-- The exercise --
Each record below is to be copied word for word, with pictures removed.

━━━━━ The records

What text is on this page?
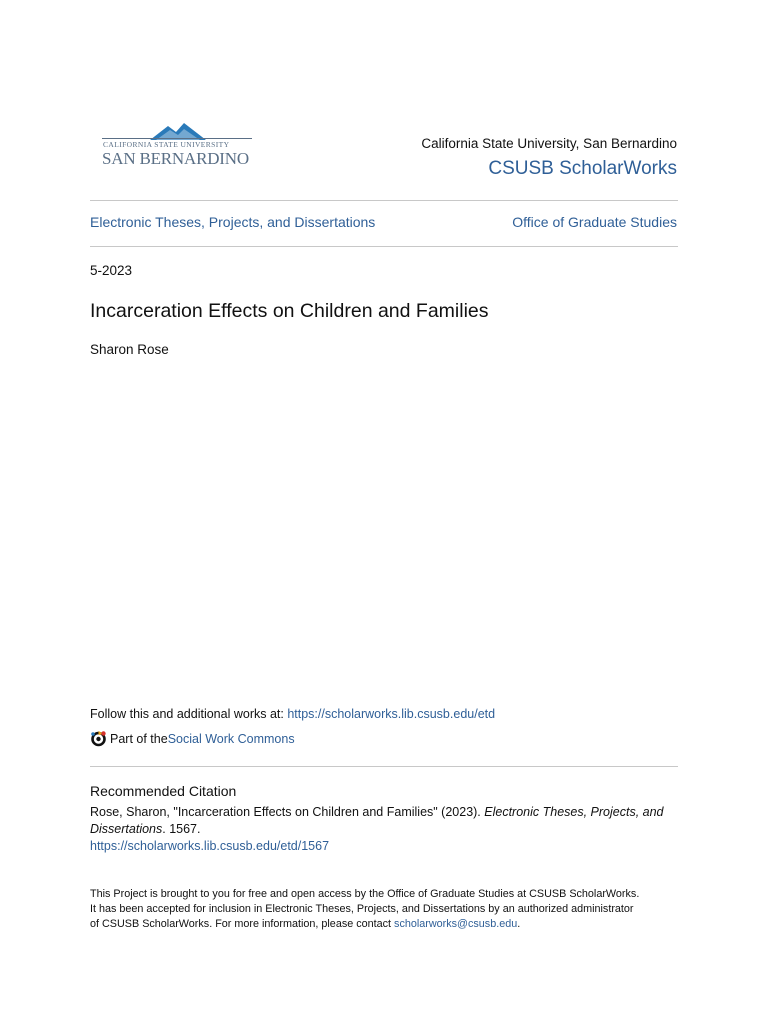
CALIFORNIA STATE UNIVERSITY
SAN BERNARDINO
California State University, San Bernardino
CSUSB ScholarWorks
Electronic Theses, Projects, and Dissertations	Office of Graduate Studies
5-2023
Incarceration Effects on Children and Families
Sharon Rose
Follow this and additional works at: https://scholarworks.lib.csusb.edu/etd
Part of the Social Work Commons
Recommended Citation
Rose, Sharon, "Incarceration Effects on Children and Families" (2023). Electronic Theses, Projects, and Dissertations. 1567.
https://scholarworks.lib.csusb.edu/etd/1567
This Project is brought to you for free and open access by the Office of Graduate Studies at CSUSB ScholarWorks.
It has been accepted for inclusion in Electronic Theses, Projects, and Dissertations by an authorized administrator
of CSUSB ScholarWorks. For more information, please contact scholarworks@csusb.edu.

━━━━━━━━━━

-- Written response --
What text is on this page?
CALIFORNIA STATE UNIVERSITY
SAN BERNARDINO
California State University, San Bernardino
CSUSB ScholarWorks
Electronic Theses, Projects, and Dissertations	Office of Graduate Studies
5-2023
Incarceration Effects on Children and Families
Sharon Rose
Follow this and additional works at: https://scholarworks.lib.csusb.edu/etd
Part of the Social Work Commons
Recommended Citation
Rose, Sharon, "Incarceration Effects on Children and Families" (2023). Electronic Theses, Projects, and Dissertations. 1567.
https://scholarworks.lib.csusb.edu/etd/1567
This Project is brought to you for free and open access by the Office of Graduate Studies at CSUSB ScholarWorks.
It has been accepted for inclusion in Electronic Theses, Projects, and Dissertations by an authorized administrator
of CSUSB ScholarWorks. For more information, please contact scholarworks@csusb.edu.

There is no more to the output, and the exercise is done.